Required task: Every record must be written out once more, with nothing added or omitted.

Stored items from a collection
-- Start --
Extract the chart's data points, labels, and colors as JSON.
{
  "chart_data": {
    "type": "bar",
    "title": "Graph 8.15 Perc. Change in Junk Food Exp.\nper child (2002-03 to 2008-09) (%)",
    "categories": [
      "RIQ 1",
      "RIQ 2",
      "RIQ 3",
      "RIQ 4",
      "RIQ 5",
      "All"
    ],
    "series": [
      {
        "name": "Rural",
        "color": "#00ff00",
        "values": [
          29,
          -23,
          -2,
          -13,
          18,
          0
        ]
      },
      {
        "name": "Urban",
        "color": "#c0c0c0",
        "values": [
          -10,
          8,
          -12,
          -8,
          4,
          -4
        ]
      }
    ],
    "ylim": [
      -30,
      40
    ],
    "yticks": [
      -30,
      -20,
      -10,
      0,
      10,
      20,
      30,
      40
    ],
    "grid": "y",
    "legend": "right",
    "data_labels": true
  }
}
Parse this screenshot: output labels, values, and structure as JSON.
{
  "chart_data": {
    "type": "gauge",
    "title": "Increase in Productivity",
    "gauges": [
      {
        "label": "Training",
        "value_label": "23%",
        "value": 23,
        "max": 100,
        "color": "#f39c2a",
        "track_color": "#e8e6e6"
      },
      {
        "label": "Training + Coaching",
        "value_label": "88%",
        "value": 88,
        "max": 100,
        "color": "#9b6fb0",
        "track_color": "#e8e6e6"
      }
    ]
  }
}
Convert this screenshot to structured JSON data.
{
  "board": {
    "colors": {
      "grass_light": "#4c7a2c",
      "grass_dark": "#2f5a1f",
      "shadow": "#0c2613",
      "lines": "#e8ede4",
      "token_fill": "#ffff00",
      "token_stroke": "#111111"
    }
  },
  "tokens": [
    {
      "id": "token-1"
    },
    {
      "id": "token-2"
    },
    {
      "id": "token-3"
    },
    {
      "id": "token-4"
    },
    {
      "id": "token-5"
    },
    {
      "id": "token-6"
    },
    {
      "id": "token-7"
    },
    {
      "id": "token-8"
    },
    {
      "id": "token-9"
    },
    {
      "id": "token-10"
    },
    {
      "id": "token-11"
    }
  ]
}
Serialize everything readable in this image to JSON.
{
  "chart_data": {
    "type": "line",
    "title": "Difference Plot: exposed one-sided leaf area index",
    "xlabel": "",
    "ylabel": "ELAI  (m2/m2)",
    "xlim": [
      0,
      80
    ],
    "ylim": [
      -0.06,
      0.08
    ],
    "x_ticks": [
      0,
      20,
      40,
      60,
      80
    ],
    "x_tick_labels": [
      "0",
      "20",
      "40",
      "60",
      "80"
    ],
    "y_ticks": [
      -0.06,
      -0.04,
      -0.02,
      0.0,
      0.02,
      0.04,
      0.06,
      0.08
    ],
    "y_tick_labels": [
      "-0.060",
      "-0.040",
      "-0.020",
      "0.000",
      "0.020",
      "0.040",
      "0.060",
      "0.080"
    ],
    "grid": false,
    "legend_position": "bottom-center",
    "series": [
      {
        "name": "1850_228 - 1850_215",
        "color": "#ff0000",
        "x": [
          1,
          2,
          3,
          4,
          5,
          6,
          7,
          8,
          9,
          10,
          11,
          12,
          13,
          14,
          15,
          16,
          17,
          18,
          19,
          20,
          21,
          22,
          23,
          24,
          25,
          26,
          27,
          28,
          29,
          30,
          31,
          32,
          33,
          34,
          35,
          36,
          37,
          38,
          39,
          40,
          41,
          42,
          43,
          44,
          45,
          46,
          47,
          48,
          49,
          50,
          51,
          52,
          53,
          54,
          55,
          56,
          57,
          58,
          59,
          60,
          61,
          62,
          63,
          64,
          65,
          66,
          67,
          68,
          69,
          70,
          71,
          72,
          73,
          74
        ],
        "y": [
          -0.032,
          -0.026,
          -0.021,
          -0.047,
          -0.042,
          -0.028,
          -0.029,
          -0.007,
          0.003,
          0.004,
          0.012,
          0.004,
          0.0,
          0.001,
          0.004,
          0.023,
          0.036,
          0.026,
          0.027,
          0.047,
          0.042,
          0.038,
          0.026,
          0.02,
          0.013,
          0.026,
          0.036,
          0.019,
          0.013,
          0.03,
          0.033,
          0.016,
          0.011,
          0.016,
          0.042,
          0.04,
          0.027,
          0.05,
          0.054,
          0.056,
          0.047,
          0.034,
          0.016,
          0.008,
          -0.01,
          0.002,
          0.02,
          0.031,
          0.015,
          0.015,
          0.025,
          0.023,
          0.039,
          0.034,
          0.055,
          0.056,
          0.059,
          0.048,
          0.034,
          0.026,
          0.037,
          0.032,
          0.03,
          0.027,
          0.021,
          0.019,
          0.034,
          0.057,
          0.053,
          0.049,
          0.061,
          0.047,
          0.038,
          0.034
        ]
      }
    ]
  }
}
-- End --
Complete response:
Extract the chart's data points, labels, and colors as JSON.
{
  "chart_data": {
    "type": "bar",
    "title": "Graph 8.15 Perc. Change in Junk Food Exp.\nper child (2002-03 to 2008-09) (%)",
    "categories": [
      "RIQ 1",
      "RIQ 2",
      "RIQ 3",
      "RIQ 4",
      "RIQ 5",
      "All"
    ],
    "series": [
      {
        "name": "Rural",
        "color": "#00ff00",
        "values": [
          29,
          -23,
          -2,
          -13,
          18,
          0
        ]
      },
      {
        "name": "Urban",
        "color": "#c0c0c0",
        "values": [
          -10,
          8,
          -12,
          -8,
          4,
          -4
        ]
      }
    ],
    "ylim": [
      -30,
      40
    ],
    "yticks": [
      -30,
      -20,
      -10,
      0,
      10,
      20,
      30,
      40
    ],
    "grid": "y",
    "legend": "right",
    "data_labels": true
  }
}
Parse this screenshot: output labels, values, and structure as JSON.
{
  "chart_data": {
    "type": "gauge",
    "title": "Increase in Productivity",
    "gauges": [
      {
        "label": "Training",
        "value_label": "23%",
        "value": 23,
        "max": 100,
        "color": "#f39c2a",
        "track_color": "#e8e6e6"
      },
      {
        "label": "Training + Coaching",
        "value_label": "88%",
        "value": 88,
        "max": 100,
        "color": "#9b6fb0",
        "track_color": "#e8e6e6"
      }
    ]
  }
}
Convert this screenshot to structured JSON data.
{
  "board": {
    "colors": {
      "grass_light": "#4c7a2c",
      "grass_dark": "#2f5a1f",
      "shadow": "#0c2613",
      "lines": "#e8ede4",
      "token_fill": "#ffff00",
      "token_stroke": "#111111"
    }
  },
  "tokens": [
    {
      "id": "token-1"
    },
    {
      "id": "token-2"
    },
    {
      "id": "token-3"
    },
    {
      "id": "token-4"
    },
    {
      "id": "token-5"
    },
    {
      "id": "token-6"
    },
    {
      "id": "token-7"
    },
    {
      "id": "token-8"
    },
    {
      "id": "token-9"
    },
    {
      "id": "token-10"
    },
    {
      "id": "token-11"
    }
  ]
}
Serialize everything readable in this image to JSON.
{
  "chart_data": {
    "type": "line",
    "title": "Difference Plot: exposed one-sided leaf area index",
    "xlabel": "",
    "ylabel": "ELAI  (m2/m2)",
    "xlim": [
      0,
      80
    ],
    "ylim": [
      -0.06,
      0.08
    ],
    "x_ticks": [
      0,
      20,
      40,
      60,
      80
    ],
    "x_tick_labels": [
      "0",
      "20",
      "40",
      "60",
      "80"
    ],
    "y_ticks": [
      -0.06,
      -0.04,
      -0.02,
      0.0,
      0.02,
      0.04,
      0.06,
      0.08
    ],
    "y_tick_labels": [
      "-0.060",
      "-0.040",
      "-0.020",
      "0.000",
      "0.020",
      "0.040",
      "0.060",
      "0.080"
    ],
    "grid": false,
    "legend_position": "bottom-center",
    "series": [
      {
        "name": "1850_228 - 1850_215",
        "color": "#ff0000",
        "x": [
          1,
          2,
          3,
          4,
          5,
          6,
          7,
          8,
          9,
          10,
          11,
          12,
          13,
          14,
          15,
          16,
          17,
          18,
          19,
          20,
          21,
          22,
          23,
          24,
          25,
          26,
          27,
          28,
          29,
          30,
          31,
          32,
          33,
          34,
          35,
          36,
          37,
          38,
          39,
          40,
          41,
          42,
          43,
          44,
          45,
          46,
          47,
          48,
          49,
          50,
          51,
          52,
          53,
          54,
          55,
          56,
          57,
          58,
          59,
          60,
          61,
          62,
          63,
          64,
          65,
          66,
          67,
          68,
          69,
          70,
          71,
          72,
          73,
          74
        ],
        "y": [
          -0.032,
          -0.026,
          -0.021,
          -0.047,
          -0.042,
          -0.028,
          -0.029,
          -0.007,
          0.003,
          0.004,
          0.012,
          0.004,
          0.0,
          0.001,
          0.004,
          0.023,
          0.036,
          0.026,
          0.027,
          0.047,
          0.042,
          0.038,
          0.026,
          0.02,
          0.013,
          0.026,
          0.036,
          0.019,
          0.013,
          0.03,
          0.033,
          0.016,
          0.011,
          0.016,
          0.042,
          0.04,
          0.027,
          0.05,
          0.054,
          0.056,
          0.047,
          0.034,
          0.016,
          0.008,
          -0.01,
          0.002,
          0.02,
          0.031,
          0.015,
          0.015,
          0.025,
          0.023,
          0.039,
          0.034,
          0.055,
          0.056,
          0.059,
          0.048,
          0.034,
          0.026,
          0.037,
          0.032,
          0.03,
          0.027,
          0.021,
          0.019,
          0.034,
          0.057,
          0.053,
          0.049,
          0.061,
          0.047,
          0.038,
          0.034
        ]
      }
    ]
  }
}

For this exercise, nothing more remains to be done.